Brief:
Locate the lines where "직원들의" occurs and copy them as they stand.

Data extract:
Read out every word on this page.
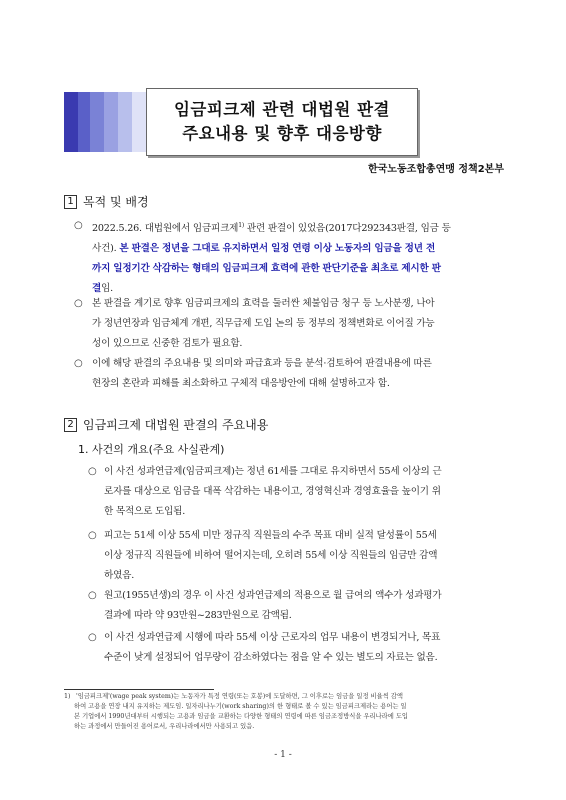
임금피크제 관련 대법원 판결
주요내용 및 향후 대응방향
한국노동조합총연맹 정책2본부
1 목적 및 배경
○ 2022.5.26. 대법원에서 임금피크제$^{1)}$ 관련 판결이 있었음(2017다292343판결, 임금 등
사건). 본 판결은 정년을 그대로 유지하면서 일정 연령 이상 노동자의 임금을 정년 전
까지 일정기간 삭감하는 형태의 임금피크제 효력에 관한 판단기준을 최초로 제시한 판
결임.
○ 본 판결을 계기로 향후 임금피크제의 효력을 둘러싼 체불임금 청구 등 노사분쟁, 나아
가 정년연장과 임금체계 개편, 직무급제 도입 논의 등 정부의 정책변화로 이어질 가능
성이 있으므로 신중한 검토가 필요함.
○ 이에 해당 판결의 주요내용 및 의미와 파급효과 등을 분석·검토하여 판결내용에 따른
현장의 혼란과 피해를 최소화하고 구체적 대응방안에 대해 설명하고자 함.
2 임금피크제 대법원 판결의 주요내용
1. 사건의 개요(주요 사실관계)
○ 이 사건 성과연급제(임금피크제)는 정년 61세를 그대로 유지하면서 55세 이상의 근
로자를 대상으로 임금을 대폭 삭감하는 내용이고, 경영혁신과 경영효율을 높이기 위
한 목적으로 도입됨.
○ 피고는 51세 이상 55세 미만 정규직 직원들의 수주 목표 대비 실적 달성률이 55세
이상 정규직 직원들에 비하여 떨어지는데, 오히려 55세 이상 직원들의 임금만 감액
하였음.
○ 원고(1955년생)의 경우 이 사건 성과연급제의 적용으로 월 급여의 액수가 성과평가
결과에 따라 약 93만원~283만원으로 감액됨.
○ 이 사건 성과연급제 시행에 따라 55세 이상 근로자의 업무 내용이 변경되거나, 목표
수준이 낮게 설정되어 업무량이 감소하였다는 점을 알 수 있는 별도의 자료는 없음.
1) '임금피크제'(wage peak system)는 노동자가 특정 연령(또는 호봉)에 도달하면, 그 이후로는 임금을 일정 비율씩 감액
하여 고용을 연장 내지 유지하는 제도임. 일자리나누기(work sharing)의 한 형태로 볼 수 있는 임금피크제라는 용어는 일
본 기업에서 1990년대부터 시행되는 고용과 임금을 교환하는 다양한 형태의 연령에 따른 임금조정방식을 우리나라에 도입
하는 과정에서 만들어진 용어로서, 우리나라에서만 사용되고 있음.
- 1 -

Expected output:
○ 피고는 51세 이상 55세 미만 정규직 직원들의 수주 목표 대비 실적 달성률이 55세
이상 정규직 직원들에 비하여 떨어지는데, 오히려 55세 이상 직원들의 임금만 감액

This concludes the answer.